GOAL OF THE EXERCISE ::
Which lines hold the word "structured"? Copy each of them.

------------------------------------------------------------------------

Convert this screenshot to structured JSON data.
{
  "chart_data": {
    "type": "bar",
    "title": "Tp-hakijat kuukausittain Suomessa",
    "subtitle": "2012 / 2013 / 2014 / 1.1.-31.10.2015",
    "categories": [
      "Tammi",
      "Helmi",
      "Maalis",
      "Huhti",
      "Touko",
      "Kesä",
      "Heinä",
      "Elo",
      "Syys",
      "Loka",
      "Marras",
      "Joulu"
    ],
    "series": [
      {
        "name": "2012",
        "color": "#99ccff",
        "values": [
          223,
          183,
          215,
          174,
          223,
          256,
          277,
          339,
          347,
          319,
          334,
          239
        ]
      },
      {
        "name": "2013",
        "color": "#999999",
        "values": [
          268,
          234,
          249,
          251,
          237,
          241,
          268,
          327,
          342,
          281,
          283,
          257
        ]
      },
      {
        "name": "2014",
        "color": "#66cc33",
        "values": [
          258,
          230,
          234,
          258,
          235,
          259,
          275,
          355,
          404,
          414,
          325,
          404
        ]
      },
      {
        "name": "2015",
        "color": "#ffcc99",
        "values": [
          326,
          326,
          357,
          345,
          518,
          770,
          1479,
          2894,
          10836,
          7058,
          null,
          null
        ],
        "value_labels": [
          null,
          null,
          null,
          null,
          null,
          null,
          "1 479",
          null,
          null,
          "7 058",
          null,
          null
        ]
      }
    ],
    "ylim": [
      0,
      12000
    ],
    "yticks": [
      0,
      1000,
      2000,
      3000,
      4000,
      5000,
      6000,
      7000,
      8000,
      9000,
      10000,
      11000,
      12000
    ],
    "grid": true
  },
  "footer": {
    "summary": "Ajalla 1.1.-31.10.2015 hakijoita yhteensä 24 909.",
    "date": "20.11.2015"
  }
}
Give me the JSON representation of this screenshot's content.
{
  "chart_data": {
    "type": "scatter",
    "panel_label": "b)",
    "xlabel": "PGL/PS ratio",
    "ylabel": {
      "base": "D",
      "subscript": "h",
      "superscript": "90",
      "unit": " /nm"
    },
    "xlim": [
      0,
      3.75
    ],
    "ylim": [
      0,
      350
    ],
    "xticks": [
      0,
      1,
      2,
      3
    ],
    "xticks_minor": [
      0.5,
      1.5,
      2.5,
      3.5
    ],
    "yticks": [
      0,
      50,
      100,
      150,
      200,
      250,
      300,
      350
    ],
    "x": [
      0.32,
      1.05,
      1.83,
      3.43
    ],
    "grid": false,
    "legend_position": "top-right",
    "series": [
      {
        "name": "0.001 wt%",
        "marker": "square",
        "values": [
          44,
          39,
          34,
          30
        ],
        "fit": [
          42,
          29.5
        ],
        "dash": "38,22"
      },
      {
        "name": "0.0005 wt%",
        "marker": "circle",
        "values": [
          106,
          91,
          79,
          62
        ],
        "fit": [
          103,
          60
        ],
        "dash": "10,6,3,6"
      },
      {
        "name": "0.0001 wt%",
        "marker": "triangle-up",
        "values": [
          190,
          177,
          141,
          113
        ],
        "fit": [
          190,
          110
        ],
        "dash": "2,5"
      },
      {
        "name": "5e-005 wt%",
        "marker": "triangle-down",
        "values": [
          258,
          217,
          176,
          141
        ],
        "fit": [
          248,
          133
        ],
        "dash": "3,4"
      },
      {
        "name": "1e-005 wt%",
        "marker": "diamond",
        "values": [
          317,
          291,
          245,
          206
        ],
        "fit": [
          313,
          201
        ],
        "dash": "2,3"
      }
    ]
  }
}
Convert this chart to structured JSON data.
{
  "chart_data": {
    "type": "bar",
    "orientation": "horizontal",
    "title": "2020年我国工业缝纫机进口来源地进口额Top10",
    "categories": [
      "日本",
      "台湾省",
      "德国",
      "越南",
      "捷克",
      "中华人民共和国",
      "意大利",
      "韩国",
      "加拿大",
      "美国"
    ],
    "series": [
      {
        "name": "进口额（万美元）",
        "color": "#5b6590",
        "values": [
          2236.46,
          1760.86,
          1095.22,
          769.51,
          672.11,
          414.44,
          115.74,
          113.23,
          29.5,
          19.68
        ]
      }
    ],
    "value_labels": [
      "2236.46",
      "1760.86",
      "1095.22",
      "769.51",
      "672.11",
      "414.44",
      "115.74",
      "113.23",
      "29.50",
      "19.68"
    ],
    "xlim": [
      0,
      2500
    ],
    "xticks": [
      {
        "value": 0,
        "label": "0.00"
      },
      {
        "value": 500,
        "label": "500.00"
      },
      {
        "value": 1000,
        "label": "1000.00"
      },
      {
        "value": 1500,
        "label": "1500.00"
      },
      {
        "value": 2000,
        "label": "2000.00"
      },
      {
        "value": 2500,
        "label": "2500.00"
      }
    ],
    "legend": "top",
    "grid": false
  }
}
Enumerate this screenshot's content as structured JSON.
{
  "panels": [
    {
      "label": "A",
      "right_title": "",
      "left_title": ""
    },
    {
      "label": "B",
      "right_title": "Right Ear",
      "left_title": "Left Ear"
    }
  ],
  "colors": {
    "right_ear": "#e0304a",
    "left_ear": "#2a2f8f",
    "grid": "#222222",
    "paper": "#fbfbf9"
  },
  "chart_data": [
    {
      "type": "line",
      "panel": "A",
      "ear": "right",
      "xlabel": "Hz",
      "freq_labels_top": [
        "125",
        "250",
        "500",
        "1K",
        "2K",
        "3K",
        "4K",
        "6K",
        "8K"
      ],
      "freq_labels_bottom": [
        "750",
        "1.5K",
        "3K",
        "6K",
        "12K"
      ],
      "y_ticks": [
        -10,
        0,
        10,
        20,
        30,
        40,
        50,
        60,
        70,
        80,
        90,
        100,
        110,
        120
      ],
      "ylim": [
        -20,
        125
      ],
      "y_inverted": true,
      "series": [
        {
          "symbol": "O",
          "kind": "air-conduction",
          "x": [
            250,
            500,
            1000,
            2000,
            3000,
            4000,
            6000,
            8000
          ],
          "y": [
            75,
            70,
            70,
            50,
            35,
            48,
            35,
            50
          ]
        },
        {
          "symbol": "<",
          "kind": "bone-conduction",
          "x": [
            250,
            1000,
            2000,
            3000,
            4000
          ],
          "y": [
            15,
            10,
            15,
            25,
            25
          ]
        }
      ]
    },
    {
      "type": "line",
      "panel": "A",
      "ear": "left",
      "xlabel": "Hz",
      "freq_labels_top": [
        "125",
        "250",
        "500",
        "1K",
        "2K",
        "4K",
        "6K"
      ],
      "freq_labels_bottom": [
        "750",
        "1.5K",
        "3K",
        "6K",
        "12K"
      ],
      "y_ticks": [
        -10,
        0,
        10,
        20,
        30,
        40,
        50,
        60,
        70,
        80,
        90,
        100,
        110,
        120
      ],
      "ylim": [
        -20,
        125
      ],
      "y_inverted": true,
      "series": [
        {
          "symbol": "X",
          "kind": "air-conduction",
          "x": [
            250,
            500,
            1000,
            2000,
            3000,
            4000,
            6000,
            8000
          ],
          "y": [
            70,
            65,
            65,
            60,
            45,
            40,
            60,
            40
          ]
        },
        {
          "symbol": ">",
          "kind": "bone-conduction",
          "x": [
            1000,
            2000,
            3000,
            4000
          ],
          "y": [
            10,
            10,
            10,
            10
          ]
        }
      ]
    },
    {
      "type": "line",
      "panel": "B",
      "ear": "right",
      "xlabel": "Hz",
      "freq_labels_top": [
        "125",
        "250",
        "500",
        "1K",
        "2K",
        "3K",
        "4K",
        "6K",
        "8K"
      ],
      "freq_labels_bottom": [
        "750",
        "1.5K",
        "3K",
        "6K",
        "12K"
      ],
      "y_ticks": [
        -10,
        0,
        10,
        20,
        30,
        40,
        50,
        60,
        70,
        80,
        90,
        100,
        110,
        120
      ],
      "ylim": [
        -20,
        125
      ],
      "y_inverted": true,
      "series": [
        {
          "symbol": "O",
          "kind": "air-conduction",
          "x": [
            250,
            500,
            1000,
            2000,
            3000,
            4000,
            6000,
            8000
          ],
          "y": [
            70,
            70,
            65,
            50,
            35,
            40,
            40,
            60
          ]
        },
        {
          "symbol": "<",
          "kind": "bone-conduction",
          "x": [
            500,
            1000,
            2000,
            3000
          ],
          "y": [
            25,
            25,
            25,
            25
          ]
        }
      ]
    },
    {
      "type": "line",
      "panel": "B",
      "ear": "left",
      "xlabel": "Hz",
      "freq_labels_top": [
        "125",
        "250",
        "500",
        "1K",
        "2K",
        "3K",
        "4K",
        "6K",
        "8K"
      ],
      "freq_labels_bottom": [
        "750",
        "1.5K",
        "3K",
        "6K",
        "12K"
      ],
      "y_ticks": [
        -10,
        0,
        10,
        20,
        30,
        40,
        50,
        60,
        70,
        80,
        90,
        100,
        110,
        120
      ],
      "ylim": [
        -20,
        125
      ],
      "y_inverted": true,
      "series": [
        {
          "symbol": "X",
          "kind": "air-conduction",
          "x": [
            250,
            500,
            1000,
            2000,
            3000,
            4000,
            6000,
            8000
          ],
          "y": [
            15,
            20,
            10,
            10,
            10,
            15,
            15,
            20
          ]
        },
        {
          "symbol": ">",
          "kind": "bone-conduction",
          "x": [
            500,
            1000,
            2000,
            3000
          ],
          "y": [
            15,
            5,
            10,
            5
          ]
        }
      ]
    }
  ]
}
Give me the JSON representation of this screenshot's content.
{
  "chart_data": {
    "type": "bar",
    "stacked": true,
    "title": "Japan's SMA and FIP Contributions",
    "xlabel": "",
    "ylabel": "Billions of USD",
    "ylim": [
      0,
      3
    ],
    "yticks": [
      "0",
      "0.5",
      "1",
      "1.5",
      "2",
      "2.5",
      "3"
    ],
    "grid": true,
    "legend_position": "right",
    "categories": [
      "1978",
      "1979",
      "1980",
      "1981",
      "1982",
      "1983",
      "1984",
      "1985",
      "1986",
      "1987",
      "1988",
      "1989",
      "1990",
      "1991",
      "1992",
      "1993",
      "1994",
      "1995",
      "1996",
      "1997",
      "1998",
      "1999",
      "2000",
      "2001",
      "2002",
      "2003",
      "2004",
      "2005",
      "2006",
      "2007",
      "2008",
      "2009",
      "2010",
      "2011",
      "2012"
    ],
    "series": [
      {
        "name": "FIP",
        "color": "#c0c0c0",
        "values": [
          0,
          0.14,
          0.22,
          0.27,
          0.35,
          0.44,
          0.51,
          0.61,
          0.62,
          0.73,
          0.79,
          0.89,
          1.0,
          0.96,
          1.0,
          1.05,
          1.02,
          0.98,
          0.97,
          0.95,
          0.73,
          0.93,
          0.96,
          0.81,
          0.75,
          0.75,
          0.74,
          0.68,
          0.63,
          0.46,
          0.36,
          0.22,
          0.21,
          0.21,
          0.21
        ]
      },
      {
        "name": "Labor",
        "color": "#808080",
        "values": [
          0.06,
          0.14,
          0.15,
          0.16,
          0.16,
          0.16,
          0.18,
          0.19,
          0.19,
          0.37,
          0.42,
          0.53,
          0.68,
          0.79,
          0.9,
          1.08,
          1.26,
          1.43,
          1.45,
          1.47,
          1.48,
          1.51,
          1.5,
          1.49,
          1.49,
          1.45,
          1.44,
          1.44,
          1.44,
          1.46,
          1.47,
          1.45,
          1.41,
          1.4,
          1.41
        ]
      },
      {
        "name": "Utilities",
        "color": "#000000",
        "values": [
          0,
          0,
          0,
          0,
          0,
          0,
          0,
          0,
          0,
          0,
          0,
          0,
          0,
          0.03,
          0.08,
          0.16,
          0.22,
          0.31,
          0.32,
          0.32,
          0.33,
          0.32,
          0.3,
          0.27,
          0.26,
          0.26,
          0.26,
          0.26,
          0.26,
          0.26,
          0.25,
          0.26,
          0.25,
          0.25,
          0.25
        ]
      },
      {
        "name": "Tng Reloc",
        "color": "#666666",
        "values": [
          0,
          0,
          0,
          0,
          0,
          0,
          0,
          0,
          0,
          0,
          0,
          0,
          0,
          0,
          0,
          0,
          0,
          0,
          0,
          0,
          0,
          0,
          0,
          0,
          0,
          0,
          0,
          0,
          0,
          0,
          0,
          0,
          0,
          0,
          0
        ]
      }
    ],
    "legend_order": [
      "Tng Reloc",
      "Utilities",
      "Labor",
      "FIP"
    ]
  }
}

------------------------------------------------------------------------

EXPECTED ANSWER ::
Convert this screenshot to structured JSON data.
Convert this chart to structured JSON data.
Enumerate this screenshot's content as structured JSON.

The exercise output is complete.